►

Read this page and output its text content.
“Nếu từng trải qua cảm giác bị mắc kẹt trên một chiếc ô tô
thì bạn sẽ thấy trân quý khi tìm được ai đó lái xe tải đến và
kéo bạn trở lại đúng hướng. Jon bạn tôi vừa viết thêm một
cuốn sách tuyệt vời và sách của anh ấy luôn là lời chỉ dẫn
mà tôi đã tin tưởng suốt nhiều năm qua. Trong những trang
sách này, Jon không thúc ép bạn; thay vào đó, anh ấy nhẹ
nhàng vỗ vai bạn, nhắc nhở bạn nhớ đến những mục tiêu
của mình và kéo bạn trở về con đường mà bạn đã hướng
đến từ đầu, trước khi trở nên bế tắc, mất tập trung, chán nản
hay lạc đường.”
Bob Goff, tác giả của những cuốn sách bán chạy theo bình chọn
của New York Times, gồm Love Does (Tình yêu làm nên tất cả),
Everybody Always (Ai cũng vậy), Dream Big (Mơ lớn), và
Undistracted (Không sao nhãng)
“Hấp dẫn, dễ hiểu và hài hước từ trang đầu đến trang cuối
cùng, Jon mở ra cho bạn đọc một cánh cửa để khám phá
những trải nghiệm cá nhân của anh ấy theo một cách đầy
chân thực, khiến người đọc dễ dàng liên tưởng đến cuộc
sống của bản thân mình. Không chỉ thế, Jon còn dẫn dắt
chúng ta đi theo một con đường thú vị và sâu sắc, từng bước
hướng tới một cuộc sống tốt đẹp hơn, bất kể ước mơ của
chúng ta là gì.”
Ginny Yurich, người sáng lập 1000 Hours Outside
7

◄

#### Exercise brief:
Using the data above, return each line exactly as written.

#### Output for this exercise:
Read this page and output its text content.
“Nếu từng trải qua cảm giác bị mắc kẹt trên một chiếc ô tô
thì bạn sẽ thấy trân quý khi tìm được ai đó lái xe tải đến và
kéo bạn trở lại đúng hướng. Jon bạn tôi vừa viết thêm một
cuốn sách tuyệt vời và sách của anh ấy luôn là lời chỉ dẫn
mà tôi đã tin tưởng suốt nhiều năm qua. Trong những trang
sách này, Jon không thúc ép bạn; thay vào đó, anh ấy nhẹ
nhàng vỗ vai bạn, nhắc nhở bạn nhớ đến những mục tiêu
của mình và kéo bạn trở về con đường mà bạn đã hướng
đến từ đầu, trước khi trở nên bế tắc, mất tập trung, chán nản
hay lạc đường.”
Bob Goff, tác giả của những cuốn sách bán chạy theo bình chọn
của New York Times, gồm Love Does (Tình yêu làm nên tất cả),
Everybody Always (Ai cũng vậy), Dream Big (Mơ lớn), và
Undistracted (Không sao nhãng)
“Hấp dẫn, dễ hiểu và hài hước từ trang đầu đến trang cuối
cùng, Jon mở ra cho bạn đọc một cánh cửa để khám phá
những trải nghiệm cá nhân của anh ấy theo một cách đầy
chân thực, khiến người đọc dễ dàng liên tưởng đến cuộc
sống của bản thân mình. Không chỉ thế, Jon còn dẫn dắt
chúng ta đi theo một con đường thú vị và sâu sắc, từng bước
hướng tới một cuộc sống tốt đẹp hơn, bất kể ước mơ của
chúng ta là gì.”
Ginny Yurich, người sáng lập 1000 Hours Outside
7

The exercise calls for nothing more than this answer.